Work to be completed – Using the data beneath, show every line that includes the word "smoothed".

Items from a figure collection
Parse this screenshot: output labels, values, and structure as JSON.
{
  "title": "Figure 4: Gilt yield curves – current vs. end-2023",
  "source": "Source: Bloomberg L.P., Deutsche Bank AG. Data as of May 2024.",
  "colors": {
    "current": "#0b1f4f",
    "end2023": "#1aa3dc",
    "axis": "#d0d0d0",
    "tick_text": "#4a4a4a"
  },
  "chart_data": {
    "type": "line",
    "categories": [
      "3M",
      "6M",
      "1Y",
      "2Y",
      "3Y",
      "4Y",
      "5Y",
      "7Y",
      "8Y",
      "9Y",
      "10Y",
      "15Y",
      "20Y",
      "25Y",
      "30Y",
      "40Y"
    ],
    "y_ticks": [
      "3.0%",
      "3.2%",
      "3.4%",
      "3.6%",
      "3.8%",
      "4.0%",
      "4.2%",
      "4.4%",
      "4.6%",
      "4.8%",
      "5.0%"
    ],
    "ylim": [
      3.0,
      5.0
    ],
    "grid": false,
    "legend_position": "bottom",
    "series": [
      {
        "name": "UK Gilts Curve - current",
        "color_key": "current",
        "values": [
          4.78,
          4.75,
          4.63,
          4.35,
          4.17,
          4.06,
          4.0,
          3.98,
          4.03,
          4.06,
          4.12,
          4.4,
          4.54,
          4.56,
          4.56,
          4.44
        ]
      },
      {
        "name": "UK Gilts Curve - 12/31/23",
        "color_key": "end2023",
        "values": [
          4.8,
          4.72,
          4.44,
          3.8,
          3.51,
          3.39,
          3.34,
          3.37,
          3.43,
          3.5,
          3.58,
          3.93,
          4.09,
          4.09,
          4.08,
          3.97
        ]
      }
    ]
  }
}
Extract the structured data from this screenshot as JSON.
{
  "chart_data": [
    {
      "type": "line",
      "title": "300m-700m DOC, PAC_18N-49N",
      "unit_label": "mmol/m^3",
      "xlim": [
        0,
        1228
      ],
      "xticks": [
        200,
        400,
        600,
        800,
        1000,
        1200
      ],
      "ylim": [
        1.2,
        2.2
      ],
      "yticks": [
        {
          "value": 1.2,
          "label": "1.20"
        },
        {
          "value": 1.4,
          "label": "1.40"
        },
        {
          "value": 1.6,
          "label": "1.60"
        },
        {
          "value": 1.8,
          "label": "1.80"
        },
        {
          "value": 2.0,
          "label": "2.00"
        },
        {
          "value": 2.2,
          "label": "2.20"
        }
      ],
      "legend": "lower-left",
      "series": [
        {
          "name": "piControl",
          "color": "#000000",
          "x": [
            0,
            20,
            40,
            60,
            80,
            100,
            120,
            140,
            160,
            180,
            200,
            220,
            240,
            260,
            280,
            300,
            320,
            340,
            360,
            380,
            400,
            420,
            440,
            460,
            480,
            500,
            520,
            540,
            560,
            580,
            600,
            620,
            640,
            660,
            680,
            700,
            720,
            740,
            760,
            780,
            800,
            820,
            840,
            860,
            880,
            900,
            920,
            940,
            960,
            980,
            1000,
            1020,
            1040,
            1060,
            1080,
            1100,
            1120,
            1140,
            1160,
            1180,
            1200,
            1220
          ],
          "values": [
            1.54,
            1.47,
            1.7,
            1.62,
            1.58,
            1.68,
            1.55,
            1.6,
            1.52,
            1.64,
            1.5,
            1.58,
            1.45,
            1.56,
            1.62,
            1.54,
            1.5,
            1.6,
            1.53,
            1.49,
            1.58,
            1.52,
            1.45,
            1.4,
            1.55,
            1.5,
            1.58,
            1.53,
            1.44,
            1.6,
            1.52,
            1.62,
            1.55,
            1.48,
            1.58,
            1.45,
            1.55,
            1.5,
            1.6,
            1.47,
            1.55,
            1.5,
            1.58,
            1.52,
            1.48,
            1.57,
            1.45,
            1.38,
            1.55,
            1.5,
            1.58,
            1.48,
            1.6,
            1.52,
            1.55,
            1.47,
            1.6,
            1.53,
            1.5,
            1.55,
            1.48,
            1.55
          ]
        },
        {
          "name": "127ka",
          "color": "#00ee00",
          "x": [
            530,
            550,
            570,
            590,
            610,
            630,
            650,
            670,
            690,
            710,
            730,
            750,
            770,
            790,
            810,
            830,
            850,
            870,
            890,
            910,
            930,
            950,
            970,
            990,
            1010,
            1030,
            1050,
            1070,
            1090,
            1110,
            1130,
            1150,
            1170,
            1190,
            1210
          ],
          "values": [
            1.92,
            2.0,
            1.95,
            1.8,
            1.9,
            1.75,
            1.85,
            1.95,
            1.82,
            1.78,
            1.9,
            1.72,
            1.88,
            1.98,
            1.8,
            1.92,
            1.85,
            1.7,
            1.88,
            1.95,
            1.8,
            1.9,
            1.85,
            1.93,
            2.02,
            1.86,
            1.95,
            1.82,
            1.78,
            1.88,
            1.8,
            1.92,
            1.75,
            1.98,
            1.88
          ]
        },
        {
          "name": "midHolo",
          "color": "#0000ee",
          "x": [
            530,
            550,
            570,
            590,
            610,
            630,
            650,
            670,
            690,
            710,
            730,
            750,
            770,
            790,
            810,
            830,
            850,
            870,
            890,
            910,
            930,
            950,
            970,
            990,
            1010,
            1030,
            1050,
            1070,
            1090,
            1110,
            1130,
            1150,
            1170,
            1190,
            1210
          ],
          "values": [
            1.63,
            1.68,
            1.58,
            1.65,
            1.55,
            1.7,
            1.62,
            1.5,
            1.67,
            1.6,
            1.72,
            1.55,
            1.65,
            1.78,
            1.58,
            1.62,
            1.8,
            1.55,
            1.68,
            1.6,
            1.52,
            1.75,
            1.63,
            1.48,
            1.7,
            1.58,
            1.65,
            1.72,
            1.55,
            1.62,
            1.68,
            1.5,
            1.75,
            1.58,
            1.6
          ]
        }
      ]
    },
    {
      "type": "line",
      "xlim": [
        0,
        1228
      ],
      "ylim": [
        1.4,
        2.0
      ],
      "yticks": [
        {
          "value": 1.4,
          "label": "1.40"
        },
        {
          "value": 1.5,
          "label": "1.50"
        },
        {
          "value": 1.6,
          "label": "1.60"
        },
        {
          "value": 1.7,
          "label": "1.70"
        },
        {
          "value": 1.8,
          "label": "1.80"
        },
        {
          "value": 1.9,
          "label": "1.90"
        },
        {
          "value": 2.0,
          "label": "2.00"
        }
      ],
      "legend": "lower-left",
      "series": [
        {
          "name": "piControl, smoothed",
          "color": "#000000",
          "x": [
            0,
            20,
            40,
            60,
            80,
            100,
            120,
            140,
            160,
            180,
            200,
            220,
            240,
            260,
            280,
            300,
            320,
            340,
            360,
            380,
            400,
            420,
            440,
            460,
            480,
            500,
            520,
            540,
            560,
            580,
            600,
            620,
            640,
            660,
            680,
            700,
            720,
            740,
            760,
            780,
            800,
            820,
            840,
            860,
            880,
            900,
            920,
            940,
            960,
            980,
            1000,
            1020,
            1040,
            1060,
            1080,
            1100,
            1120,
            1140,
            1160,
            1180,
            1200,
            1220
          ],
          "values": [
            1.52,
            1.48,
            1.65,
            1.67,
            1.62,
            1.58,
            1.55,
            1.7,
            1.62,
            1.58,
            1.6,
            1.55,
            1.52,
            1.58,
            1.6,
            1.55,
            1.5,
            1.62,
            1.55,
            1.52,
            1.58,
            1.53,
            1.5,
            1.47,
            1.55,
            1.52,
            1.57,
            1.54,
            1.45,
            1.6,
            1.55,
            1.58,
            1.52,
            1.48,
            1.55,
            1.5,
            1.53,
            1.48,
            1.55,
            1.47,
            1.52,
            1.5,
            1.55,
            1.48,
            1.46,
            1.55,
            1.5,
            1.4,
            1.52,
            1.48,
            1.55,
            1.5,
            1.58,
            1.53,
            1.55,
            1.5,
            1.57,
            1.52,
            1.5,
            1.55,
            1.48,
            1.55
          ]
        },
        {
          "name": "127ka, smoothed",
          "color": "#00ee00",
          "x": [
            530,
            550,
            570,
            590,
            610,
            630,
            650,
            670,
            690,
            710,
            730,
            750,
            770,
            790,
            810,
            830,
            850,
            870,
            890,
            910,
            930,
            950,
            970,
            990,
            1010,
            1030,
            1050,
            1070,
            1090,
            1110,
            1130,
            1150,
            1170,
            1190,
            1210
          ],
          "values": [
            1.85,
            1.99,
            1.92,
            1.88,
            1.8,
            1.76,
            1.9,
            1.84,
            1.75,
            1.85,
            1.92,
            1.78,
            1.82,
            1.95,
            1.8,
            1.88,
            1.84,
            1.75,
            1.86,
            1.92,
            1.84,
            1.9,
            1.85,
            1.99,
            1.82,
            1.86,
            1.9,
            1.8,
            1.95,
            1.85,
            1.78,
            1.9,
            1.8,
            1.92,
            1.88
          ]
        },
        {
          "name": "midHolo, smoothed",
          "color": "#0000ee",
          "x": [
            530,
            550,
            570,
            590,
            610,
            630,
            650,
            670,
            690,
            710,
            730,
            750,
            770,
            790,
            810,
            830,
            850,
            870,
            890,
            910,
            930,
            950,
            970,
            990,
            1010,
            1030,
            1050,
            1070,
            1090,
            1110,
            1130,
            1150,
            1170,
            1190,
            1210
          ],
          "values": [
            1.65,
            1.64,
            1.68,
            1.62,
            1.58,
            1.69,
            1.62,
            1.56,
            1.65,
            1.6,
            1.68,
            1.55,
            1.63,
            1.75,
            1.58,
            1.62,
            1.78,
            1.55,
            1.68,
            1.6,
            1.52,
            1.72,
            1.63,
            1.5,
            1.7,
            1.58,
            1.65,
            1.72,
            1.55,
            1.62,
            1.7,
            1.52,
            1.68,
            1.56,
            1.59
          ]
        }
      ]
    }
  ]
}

Written response –
          "name": "piControl, smoothed",
          "name": "127ka, smoothed",
          "name": "midHolo, smoothed",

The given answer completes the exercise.